## [Aim of the exercise]
Please extract the lines of the listing word for word, starting at its first line and ending at the line that contains "- view-options-icon[interactable]: [174, 136, 194, 156]", with both of those lines included.

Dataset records

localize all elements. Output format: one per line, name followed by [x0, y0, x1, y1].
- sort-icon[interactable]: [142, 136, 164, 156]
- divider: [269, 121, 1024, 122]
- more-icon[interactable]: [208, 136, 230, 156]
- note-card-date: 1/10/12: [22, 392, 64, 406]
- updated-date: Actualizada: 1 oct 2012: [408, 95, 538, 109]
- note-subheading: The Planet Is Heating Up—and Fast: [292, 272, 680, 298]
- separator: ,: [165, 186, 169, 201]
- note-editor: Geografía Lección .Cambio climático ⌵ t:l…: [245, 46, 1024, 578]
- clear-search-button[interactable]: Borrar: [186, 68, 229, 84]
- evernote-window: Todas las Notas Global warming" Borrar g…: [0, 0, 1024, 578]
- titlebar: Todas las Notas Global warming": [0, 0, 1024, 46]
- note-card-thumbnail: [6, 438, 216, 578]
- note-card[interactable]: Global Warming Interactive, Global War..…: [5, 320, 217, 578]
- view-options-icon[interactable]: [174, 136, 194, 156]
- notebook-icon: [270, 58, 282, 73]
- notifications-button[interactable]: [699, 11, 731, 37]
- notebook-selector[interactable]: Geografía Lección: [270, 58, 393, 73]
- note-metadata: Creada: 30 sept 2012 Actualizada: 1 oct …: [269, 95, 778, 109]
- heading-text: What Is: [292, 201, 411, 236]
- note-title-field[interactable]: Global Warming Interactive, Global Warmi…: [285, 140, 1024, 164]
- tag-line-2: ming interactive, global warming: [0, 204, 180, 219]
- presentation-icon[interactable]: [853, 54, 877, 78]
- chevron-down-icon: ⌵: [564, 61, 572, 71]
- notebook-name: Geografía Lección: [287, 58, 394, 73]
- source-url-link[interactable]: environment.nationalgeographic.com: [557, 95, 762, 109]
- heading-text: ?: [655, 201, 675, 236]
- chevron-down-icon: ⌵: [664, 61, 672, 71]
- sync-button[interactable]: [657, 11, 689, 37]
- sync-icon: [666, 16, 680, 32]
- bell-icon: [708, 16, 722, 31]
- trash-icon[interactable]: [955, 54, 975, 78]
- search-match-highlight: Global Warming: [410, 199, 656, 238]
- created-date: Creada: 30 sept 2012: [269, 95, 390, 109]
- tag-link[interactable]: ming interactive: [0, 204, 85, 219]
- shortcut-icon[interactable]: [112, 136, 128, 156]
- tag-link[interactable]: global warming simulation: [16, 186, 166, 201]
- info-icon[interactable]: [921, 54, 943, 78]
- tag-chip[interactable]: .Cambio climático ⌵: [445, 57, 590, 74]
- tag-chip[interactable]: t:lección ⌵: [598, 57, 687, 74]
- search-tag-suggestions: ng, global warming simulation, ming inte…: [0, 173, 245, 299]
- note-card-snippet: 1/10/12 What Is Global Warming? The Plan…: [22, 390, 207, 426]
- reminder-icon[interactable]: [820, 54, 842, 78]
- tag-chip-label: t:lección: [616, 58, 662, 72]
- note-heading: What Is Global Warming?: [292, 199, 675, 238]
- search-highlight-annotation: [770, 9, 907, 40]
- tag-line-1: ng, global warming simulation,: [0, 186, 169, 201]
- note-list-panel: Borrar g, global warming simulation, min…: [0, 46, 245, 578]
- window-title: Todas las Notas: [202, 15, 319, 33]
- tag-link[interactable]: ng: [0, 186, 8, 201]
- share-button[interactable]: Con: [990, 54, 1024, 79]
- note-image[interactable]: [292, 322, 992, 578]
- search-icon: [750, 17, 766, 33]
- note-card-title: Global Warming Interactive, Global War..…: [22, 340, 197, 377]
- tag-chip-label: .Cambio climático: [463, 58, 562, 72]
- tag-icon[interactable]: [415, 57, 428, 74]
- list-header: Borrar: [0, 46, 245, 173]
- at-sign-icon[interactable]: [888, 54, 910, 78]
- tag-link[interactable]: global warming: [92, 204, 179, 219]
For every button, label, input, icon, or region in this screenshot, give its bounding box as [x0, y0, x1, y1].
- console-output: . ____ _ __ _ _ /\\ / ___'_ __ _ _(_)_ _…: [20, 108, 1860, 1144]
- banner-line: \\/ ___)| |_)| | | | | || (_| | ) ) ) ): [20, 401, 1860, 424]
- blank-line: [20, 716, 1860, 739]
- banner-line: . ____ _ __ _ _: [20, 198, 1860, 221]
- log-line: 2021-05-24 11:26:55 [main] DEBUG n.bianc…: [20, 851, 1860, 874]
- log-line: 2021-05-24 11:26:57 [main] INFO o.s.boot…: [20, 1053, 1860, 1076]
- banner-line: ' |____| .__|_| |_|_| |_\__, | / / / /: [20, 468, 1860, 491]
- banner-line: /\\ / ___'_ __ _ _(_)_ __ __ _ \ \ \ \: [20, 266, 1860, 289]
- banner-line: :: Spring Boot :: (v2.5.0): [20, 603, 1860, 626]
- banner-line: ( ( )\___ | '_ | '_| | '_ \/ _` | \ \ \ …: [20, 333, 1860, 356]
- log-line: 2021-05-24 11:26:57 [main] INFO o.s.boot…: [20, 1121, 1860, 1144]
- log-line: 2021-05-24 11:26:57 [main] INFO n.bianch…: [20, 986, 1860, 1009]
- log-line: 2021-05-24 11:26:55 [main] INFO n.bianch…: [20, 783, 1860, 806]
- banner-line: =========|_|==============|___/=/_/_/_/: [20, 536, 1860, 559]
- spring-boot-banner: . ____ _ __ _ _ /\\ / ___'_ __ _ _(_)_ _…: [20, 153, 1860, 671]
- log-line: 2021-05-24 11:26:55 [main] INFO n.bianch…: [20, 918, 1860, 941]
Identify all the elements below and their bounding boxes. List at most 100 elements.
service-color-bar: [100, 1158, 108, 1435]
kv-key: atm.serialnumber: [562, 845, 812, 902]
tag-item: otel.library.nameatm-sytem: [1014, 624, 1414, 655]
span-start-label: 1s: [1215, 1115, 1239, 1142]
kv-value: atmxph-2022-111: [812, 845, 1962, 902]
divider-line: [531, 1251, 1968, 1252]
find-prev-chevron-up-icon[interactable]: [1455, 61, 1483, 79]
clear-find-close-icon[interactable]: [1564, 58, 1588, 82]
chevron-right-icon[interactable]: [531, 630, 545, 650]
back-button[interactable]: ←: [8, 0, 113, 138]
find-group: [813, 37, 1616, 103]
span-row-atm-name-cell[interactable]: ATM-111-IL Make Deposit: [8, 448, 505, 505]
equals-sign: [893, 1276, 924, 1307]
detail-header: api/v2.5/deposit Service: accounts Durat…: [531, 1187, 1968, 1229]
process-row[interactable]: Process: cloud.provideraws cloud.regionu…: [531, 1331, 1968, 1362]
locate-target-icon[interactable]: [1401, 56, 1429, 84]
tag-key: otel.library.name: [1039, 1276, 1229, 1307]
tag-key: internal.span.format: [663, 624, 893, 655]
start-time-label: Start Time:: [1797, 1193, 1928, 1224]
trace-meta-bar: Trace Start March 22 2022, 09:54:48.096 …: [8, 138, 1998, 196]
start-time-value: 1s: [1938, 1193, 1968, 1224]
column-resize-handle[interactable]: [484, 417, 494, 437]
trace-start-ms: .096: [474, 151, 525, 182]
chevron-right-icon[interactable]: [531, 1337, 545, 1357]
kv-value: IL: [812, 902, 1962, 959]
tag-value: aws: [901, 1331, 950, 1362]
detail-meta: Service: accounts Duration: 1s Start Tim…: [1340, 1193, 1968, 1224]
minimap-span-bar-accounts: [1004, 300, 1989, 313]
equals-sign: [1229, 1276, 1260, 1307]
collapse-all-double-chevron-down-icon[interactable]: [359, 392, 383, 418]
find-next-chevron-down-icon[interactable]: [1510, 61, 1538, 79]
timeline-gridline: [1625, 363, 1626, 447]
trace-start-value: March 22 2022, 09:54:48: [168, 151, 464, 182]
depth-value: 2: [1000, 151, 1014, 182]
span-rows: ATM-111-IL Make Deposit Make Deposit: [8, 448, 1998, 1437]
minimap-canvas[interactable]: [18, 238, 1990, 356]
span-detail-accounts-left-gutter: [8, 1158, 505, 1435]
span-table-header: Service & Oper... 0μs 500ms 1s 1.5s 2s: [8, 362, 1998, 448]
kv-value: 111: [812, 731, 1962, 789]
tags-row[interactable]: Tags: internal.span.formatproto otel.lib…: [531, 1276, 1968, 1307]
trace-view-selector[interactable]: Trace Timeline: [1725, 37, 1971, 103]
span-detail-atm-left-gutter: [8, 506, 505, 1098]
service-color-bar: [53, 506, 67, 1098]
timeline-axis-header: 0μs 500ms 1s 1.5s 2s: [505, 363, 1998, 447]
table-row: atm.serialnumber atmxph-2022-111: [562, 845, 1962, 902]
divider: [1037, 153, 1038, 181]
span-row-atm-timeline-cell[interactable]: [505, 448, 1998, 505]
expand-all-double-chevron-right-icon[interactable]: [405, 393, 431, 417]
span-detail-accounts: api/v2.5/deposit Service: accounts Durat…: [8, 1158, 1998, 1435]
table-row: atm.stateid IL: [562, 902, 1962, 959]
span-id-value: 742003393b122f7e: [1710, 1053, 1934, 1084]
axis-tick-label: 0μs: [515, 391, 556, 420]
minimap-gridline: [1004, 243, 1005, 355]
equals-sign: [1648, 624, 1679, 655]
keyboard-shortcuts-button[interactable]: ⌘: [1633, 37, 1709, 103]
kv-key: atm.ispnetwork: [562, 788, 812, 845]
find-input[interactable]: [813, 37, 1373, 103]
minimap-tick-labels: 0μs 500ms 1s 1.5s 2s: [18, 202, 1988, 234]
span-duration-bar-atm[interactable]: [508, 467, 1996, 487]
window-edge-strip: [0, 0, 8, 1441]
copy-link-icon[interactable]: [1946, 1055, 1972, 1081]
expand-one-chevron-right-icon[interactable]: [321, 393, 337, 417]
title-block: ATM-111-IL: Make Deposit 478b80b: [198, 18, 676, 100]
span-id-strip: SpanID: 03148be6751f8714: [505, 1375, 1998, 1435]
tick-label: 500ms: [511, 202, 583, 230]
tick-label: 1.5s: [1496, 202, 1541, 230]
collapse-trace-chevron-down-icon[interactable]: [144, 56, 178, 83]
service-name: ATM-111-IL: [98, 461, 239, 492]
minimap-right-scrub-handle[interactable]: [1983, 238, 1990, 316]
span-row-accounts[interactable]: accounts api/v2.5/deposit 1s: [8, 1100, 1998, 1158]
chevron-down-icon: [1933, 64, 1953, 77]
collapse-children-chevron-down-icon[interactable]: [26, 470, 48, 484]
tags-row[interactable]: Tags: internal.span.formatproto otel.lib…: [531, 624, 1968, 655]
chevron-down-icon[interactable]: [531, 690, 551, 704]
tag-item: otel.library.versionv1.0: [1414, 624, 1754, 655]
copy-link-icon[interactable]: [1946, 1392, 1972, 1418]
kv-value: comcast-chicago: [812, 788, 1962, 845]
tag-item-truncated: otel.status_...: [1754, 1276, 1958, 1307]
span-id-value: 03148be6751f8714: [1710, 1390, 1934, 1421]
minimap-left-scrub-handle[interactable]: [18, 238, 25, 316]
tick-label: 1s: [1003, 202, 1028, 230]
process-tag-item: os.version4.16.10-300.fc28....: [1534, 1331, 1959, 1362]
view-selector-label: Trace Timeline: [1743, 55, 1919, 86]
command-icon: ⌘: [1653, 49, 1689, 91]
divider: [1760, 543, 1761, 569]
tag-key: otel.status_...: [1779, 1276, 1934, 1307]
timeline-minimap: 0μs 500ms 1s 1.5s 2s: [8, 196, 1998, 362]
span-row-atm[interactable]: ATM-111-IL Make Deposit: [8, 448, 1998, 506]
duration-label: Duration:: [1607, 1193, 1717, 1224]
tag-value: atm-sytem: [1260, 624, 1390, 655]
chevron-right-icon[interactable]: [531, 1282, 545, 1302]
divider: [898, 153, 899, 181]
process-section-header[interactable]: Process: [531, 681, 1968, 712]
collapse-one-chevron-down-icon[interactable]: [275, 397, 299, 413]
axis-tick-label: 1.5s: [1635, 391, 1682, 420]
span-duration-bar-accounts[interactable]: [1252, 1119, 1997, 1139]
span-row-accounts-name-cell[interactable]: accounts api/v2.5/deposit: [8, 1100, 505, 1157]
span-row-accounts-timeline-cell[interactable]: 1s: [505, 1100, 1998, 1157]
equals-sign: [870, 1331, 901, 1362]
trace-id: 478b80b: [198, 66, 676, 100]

## [Response for this exercise]
localize all elements. Output format: one per line, name followed by [x0, y0, x1, y1].
- sort-icon[interactable]: [142, 136, 164, 156]
- divider: [269, 121, 1024, 122]
- more-icon[interactable]: [208, 136, 230, 156]
- note-card-date: 1/10/12: [22, 392, 64, 406]
- updated-date: Actualizada: 1 oct 2012: [408, 95, 538, 109]
- note-subheading: The Planet Is Heating Up—and Fast: [292, 272, 680, 298]
- separator: ,: [165, 186, 169, 201]
- note-editor: Geografía Lección .Cambio climático ⌵ t:l…: [245, 46, 1024, 578]
- clear-search-button[interactable]: Borrar: [186, 68, 229, 84]
- evernote-window: Todas las Notas Global warming" Borrar g…: [0, 0, 1024, 578]
- titlebar: Todas las Notas Global warming": [0, 0, 1024, 46]
- note-card-thumbnail: [6, 438, 216, 578]
- note-card[interactable]: Global Warming Interactive, Global War..…: [5, 320, 217, 578]
- view-options-icon[interactable]: [174, 136, 194, 156]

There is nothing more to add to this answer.